--- START OF Dataset entries ---

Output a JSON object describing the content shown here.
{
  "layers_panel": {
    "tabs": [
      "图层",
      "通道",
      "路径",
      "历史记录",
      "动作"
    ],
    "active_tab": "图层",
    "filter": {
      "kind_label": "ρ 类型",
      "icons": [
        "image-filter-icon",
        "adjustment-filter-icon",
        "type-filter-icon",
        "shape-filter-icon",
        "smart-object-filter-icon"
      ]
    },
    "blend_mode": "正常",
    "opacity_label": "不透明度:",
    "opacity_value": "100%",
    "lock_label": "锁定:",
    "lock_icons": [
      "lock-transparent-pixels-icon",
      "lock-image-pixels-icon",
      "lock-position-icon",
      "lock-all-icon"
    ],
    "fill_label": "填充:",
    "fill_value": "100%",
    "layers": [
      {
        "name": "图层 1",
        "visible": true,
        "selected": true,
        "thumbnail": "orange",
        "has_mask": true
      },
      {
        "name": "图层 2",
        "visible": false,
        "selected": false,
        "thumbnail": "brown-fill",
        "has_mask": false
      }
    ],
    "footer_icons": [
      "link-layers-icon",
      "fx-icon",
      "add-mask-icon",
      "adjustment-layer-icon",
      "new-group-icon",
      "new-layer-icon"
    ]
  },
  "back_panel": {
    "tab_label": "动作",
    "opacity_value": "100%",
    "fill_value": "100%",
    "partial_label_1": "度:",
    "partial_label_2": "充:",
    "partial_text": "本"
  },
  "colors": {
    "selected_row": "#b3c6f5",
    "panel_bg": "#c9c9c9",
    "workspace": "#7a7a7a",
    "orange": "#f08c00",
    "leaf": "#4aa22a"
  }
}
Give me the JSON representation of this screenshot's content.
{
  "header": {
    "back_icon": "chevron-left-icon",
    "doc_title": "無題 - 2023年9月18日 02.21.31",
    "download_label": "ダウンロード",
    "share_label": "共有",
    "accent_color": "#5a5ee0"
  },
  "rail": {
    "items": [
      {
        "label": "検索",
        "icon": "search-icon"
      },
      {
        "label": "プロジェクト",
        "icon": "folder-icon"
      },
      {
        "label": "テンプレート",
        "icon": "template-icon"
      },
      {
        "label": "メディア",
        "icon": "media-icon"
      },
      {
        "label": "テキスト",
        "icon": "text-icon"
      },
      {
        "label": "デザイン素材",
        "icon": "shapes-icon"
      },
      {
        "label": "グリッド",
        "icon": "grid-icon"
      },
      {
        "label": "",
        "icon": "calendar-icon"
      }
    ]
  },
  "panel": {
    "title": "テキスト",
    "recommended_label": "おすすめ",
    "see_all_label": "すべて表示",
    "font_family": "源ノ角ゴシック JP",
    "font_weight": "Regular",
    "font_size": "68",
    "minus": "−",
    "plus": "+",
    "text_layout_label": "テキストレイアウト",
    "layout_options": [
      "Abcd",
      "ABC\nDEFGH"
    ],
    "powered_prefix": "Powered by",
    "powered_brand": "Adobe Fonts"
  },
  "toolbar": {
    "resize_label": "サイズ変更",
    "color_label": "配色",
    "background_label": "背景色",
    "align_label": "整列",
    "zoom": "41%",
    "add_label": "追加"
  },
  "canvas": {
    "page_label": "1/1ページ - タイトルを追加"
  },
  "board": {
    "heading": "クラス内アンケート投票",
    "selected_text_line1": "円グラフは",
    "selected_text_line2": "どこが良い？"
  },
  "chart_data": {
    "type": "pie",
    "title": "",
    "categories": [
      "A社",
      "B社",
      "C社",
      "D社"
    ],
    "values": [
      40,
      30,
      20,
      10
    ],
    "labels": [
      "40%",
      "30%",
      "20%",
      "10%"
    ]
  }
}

--- END OF Dataset entries ---

> **Short exercise**:
Above are the records; retype them all without a single difference.

> **Task solution**:
Output a JSON object describing the content shown here.
{
  "layers_panel": {
    "tabs": [
      "图层",
      "通道",
      "路径",
      "历史记录",
      "动作"
    ],
    "active_tab": "图层",
    "filter": {
      "kind_label": "ρ 类型",
      "icons": [
        "image-filter-icon",
        "adjustment-filter-icon",
        "type-filter-icon",
        "shape-filter-icon",
        "smart-object-filter-icon"
      ]
    },
    "blend_mode": "正常",
    "opacity_label": "不透明度:",
    "opacity_value": "100%",
    "lock_label": "锁定:",
    "lock_icons": [
      "lock-transparent-pixels-icon",
      "lock-image-pixels-icon",
      "lock-position-icon",
      "lock-all-icon"
    ],
    "fill_label": "填充:",
    "fill_value": "100%",
    "layers": [
      {
        "name": "图层 1",
        "visible": true,
        "selected": true,
        "thumbnail": "orange",
        "has_mask": true
      },
      {
        "name": "图层 2",
        "visible": false,
        "selected": false,
        "thumbnail": "brown-fill",
        "has_mask": false
      }
    ],
    "footer_icons": [
      "link-layers-icon",
      "fx-icon",
      "add-mask-icon",
      "adjustment-layer-icon",
      "new-group-icon",
      "new-layer-icon"
    ]
  },
  "back_panel": {
    "tab_label": "动作",
    "opacity_value": "100%",
    "fill_value": "100%",
    "partial_label_1": "度:",
    "partial_label_2": "充:",
    "partial_text": "本"
  },
  "colors": {
    "selected_row": "#b3c6f5",
    "panel_bg": "#c9c9c9",
    "workspace": "#7a7a7a",
    "orange": "#f08c00",
    "leaf": "#4aa22a"
  }
}
Give me the JSON representation of this screenshot's content.
{
  "header": {
    "back_icon": "chevron-left-icon",
    "doc_title": "無題 - 2023年9月18日 02.21.31",
    "download_label": "ダウンロード",
    "share_label": "共有",
    "accent_color": "#5a5ee0"
  },
  "rail": {
    "items": [
      {
        "label": "検索",
        "icon": "search-icon"
      },
      {
        "label": "プロジェクト",
        "icon": "folder-icon"
      },
      {
        "label": "テンプレート",
        "icon": "template-icon"
      },
      {
        "label": "メディア",
        "icon": "media-icon"
      },
      {
        "label": "テキスト",
        "icon": "text-icon"
      },
      {
        "label": "デザイン素材",
        "icon": "shapes-icon"
      },
      {
        "label": "グリッド",
        "icon": "grid-icon"
      },
      {
        "label": "",
        "icon": "calendar-icon"
      }
    ]
  },
  "panel": {
    "title": "テキスト",
    "recommended_label": "おすすめ",
    "see_all_label": "すべて表示",
    "font_family": "源ノ角ゴシック JP",
    "font_weight": "Regular",
    "font_size": "68",
    "minus": "−",
    "plus": "+",
    "text_layout_label": "テキストレイアウト",
    "layout_options": [
      "Abcd",
      "ABC\nDEFGH"
    ],
    "powered_prefix": "Powered by",
    "powered_brand": "Adobe Fonts"
  },
  "toolbar": {
    "resize_label": "サイズ変更",
    "color_label": "配色",
    "background_label": "背景色",
    "align_label": "整列",
    "zoom": "41%",
    "add_label": "追加"
  },
  "canvas": {
    "page_label": "1/1ページ - タイトルを追加"
  },
  "board": {
    "heading": "クラス内アンケート投票",
    "selected_text_line1": "円グラフは",
    "selected_text_line2": "どこが良い？"
  },
  "chart_data": {
    "type": "pie",
    "title": "",
    "categories": [
      "A社",
      "B社",
      "C社",
      "D社"
    ],
    "values": [
      40,
      30,
      20,
      10
    ],
    "labels": [
      "40%",
      "30%",
      "20%",
      "10%"
    ]
  }
}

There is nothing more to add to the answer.